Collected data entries
** begin **
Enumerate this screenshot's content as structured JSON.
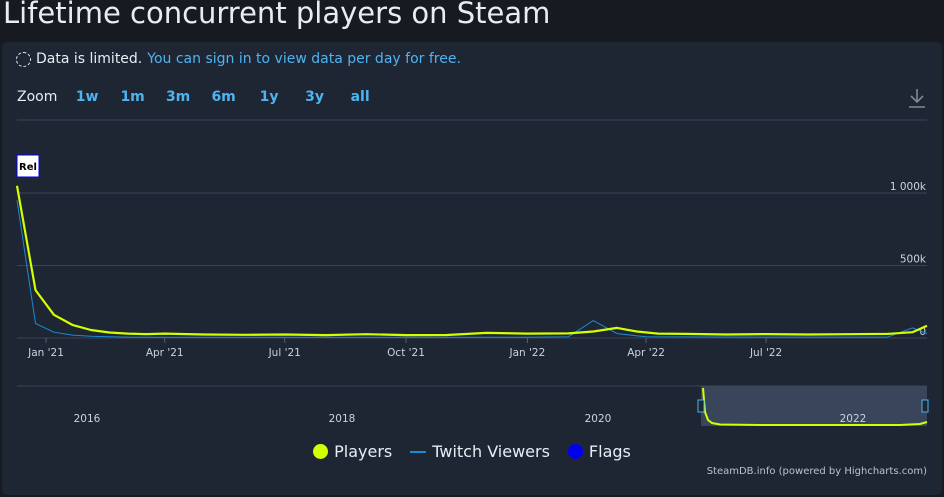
{
  "page": {
    "title": "Lifetime concurrent players on Steam"
  },
  "notice": {
    "text": "Data is limited.",
    "link": "You can sign in to view data per day for free."
  },
  "zoom": {
    "label": "Zoom",
    "buttons": [
      "1w",
      "1m",
      "3m",
      "6m",
      "1y",
      "3y",
      "all"
    ]
  },
  "legend": {
    "items": [
      {
        "label": "Players",
        "color": "#d4ff00"
      },
      {
        "label": "Twitch Viewers",
        "color": "#1a8ad4"
      },
      {
        "label": "Flags",
        "color": "#0000ee"
      }
    ]
  },
  "credits": "SteamDB.info (powered by Highcharts.com)",
  "colors": {
    "background": "#171a21",
    "card": "#1f2633",
    "players": "#d4ff00",
    "twitch": "#1a8ad4",
    "flags": "#0000ee",
    "link": "#4fb3f0"
  },
  "chart_data": {
    "type": "line",
    "title": "Lifetime concurrent players on Steam",
    "x_ticks": [
      "Jan '21",
      "Apr '21",
      "Jul '21",
      "Oct '21",
      "Jan '22",
      "Apr '22",
      "Jul '22"
    ],
    "y_ticks": [
      "0",
      "500k",
      "1 000k"
    ],
    "ylim": [
      0,
      1000000
    ],
    "flag": {
      "label": "Rel"
    },
    "series": [
      {
        "name": "Players",
        "color": "#d4ff00",
        "x": [
          "2020-12-10",
          "2020-12-24",
          "2021-01-07",
          "2021-01-21",
          "2021-02-04",
          "2021-02-18",
          "2021-03-04",
          "2021-03-18",
          "2021-04-01",
          "2021-05-01",
          "2021-06-01",
          "2021-07-01",
          "2021-08-01",
          "2021-09-01",
          "2021-10-01",
          "2021-11-01",
          "2021-12-01",
          "2022-01-01",
          "2022-02-01",
          "2022-02-20",
          "2022-03-10",
          "2022-03-25",
          "2022-04-10",
          "2022-05-01",
          "2022-06-01",
          "2022-07-01",
          "2022-08-01",
          "2022-09-01",
          "2022-10-01",
          "2022-10-20",
          "2022-10-31"
        ],
        "values": [
          1050000,
          330000,
          160000,
          90000,
          55000,
          38000,
          30000,
          27000,
          30000,
          24000,
          22000,
          24000,
          20000,
          26000,
          20000,
          21000,
          35000,
          30000,
          32000,
          45000,
          70000,
          45000,
          30000,
          28000,
          24000,
          27000,
          24000,
          26000,
          28000,
          40000,
          85000
        ]
      },
      {
        "name": "Twitch Viewers",
        "color": "#1a8ad4",
        "x": [
          "2020-12-10",
          "2020-12-24",
          "2021-01-07",
          "2021-01-21",
          "2021-02-04",
          "2021-02-18",
          "2021-03-04",
          "2021-04-01",
          "2021-07-01",
          "2021-10-01",
          "2022-01-01",
          "2022-02-01",
          "2022-02-20",
          "2022-03-10",
          "2022-04-01",
          "2022-07-01",
          "2022-10-01",
          "2022-10-20",
          "2022-10-31"
        ],
        "values": [
          950000,
          100000,
          40000,
          20000,
          12000,
          8000,
          6000,
          5000,
          5000,
          5000,
          5000,
          8000,
          120000,
          30000,
          8000,
          6000,
          6000,
          70000,
          30000
        ]
      }
    ],
    "navigator": {
      "x_ticks": [
        "2016",
        "2018",
        "2020",
        "2022"
      ]
    },
    "grid": true
  }
}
** end **
Lines containing the word "title" must all be returned from the material above.

FINAL ANSWER:
    "title": "Lifetime concurrent players on Steam"
    "title": "Lifetime concurrent players on Steam",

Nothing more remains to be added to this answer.